Pick out and copy every line below that has the word "frac".
** Start of Provided records **
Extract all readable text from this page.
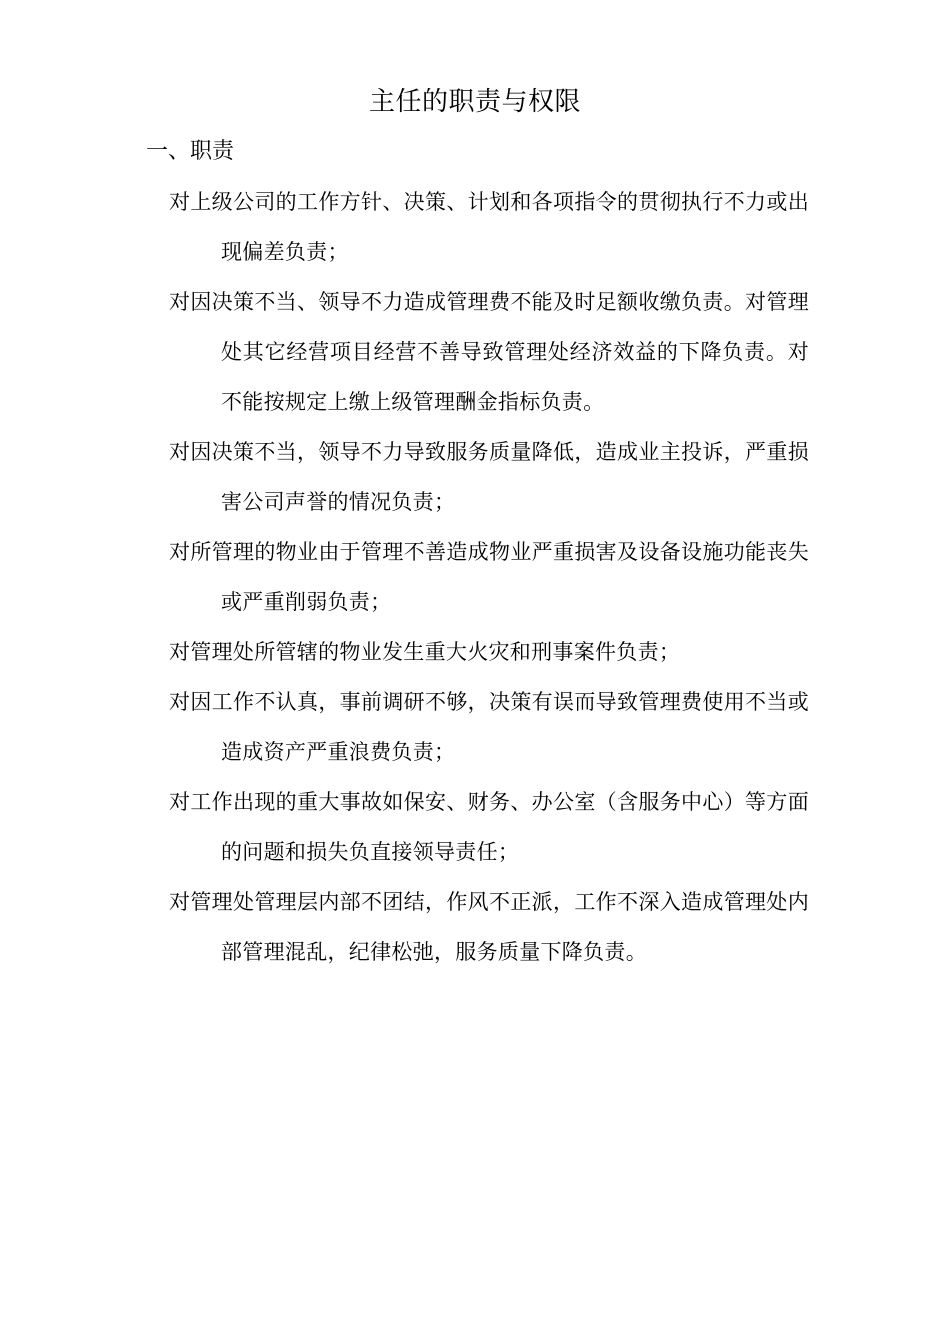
主任的职责与权限
一、职责
对上级公司的工作方针、决策、计划和各项指令的贯彻执行不力或出现偏差负责；
对因决策不当、领导不力造成管理费不能及时足额收缴负责。对管理处其它经营项目经营不善导致管理处经济效益的下降负责。对不能按规定上缴上级管理酬金指标负责。
对因决策不当，领导不力导致服务质量降低，造成业主投诉，严重损害公司声誉的情况负责；
对所管理的物业由于管理不善造成物业严重损害及设备设施功能丧失或严重削弱负责；
对管理处所管辖的物业发生重大火灾和刑事案件负责；
对因工作不认真，事前调研不够，决策有误而导致管理费使用不当或造成资产严重浪费负责；
对工作出现的重大事故如保安、财务、办公室（含服务中心）等方面的问题和损失负直接领导责任；
对管理处管理层内部不团结，作风不正派，工作不深入造成管理处内部管理混乱，纪律松弛，服务质量下降负责。
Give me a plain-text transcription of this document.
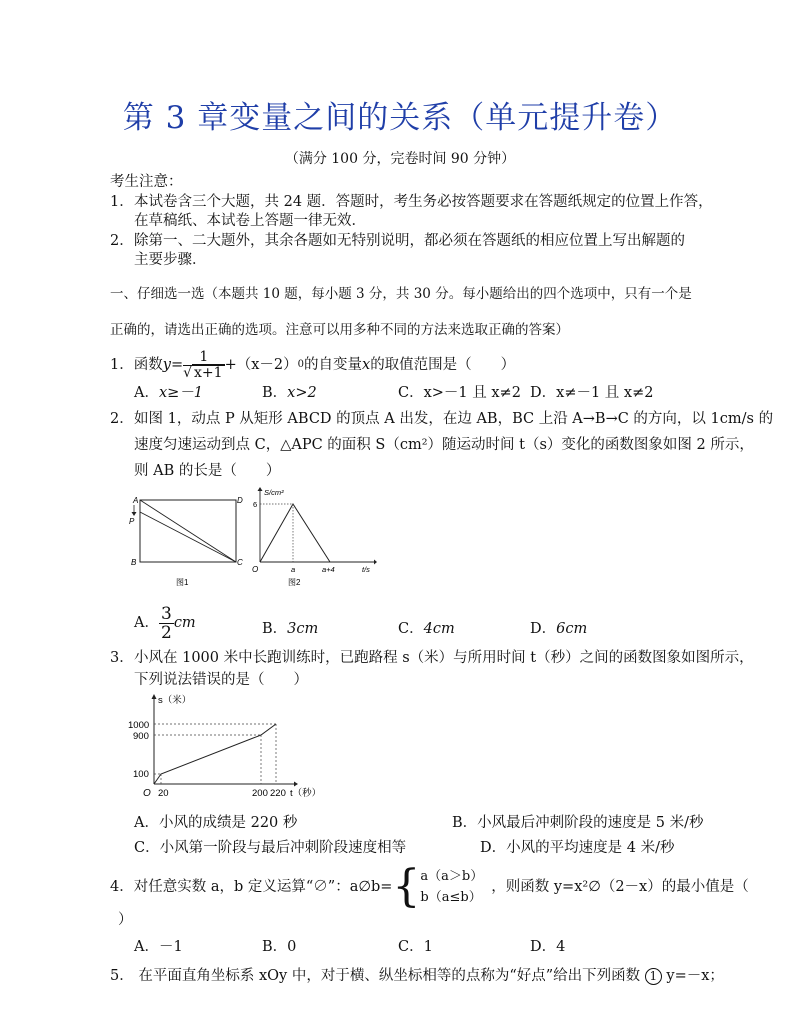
第 3 章变量之间的关系（单元提升卷）
（满分 100 分，完卷时间 90 分钟）
考生注意：
1． 本试卷含三个大题，共 24 题．答题时，考生务必按答题要求在答题纸规定的位置上作答，
在草稿纸、本试卷上答题一律无效．
2． 除第一、二大题外，其余各题如无特别说明，都必须在答题纸的相应位置上写出解题的
主要步骤．
一、仔细选一选（本题共 10 题，每小题 3 分，共 30 分。每小题给出的四个选项中，只有一个是
正确的，请选出正确的选项。注意可以用多种不同的方法来选取正确的答案）
1． 函数 $y = \frac{1}{√ x+1} +(x-2)$ 0 的自变量 x 的取值范围是（　　）
A．x≥－1	B．x>2	C．x>－1 且 x≠2 D．x≠－1 且 x≠2
2． 如图 1，动点 P 从矩形 ABCD 的顶点 A 出发，在边 AB，BC 上沿 A→B→C 的方向，以 1cm/s 的
速度匀速运动到点 C，△APC 的面积 S（cm²）随运动时间 t（s）变化的函数图象如图 2 所示，
则 AB 的长是（　　）
A
P
B	C
D
图1
S/cm²
6
O	a	a+4	t/s
图2
A． $\frac{3}{2}$ cm	B．3cm	C．4cm	D．6cm
3． 小风在 1000 米中长跑训练时，已跑路程 s（米）与所用时间 t（秒）之间的函数图象如图所示，
下列说法错误的是（　　）
s（米）
1000
900
100
O 20	200 220 t（秒）
A．小风的成绩是 220 秒	B．小风最后冲刺阶段的速度是 5 米/秒
C．小风第一阶段与最后冲刺阶段速度相等	D．小风的平均速度是 4 米/秒
4． 对任意实数 a，b 定义运算“∅”：a∅b= { a（a＞b）
b（a≤b）
，则函数 y=x²∅（2－x）的最小值是（
）
A．－1	B．0	C．1	D．4
5． 在平面直角坐标系 xOy 中，对于横、纵坐标相等的点称为“好点”给出下列函数 1 y=－x；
** End of Provided records **
## Solved problem
1． 函数 $y = \frac{1}{√ x+1} +(x-2)$ 0 的自变量 x 的取值范围是（　　）
A． $\frac{3}{2}$ cm	B．3cm	C．4cm	D．6cm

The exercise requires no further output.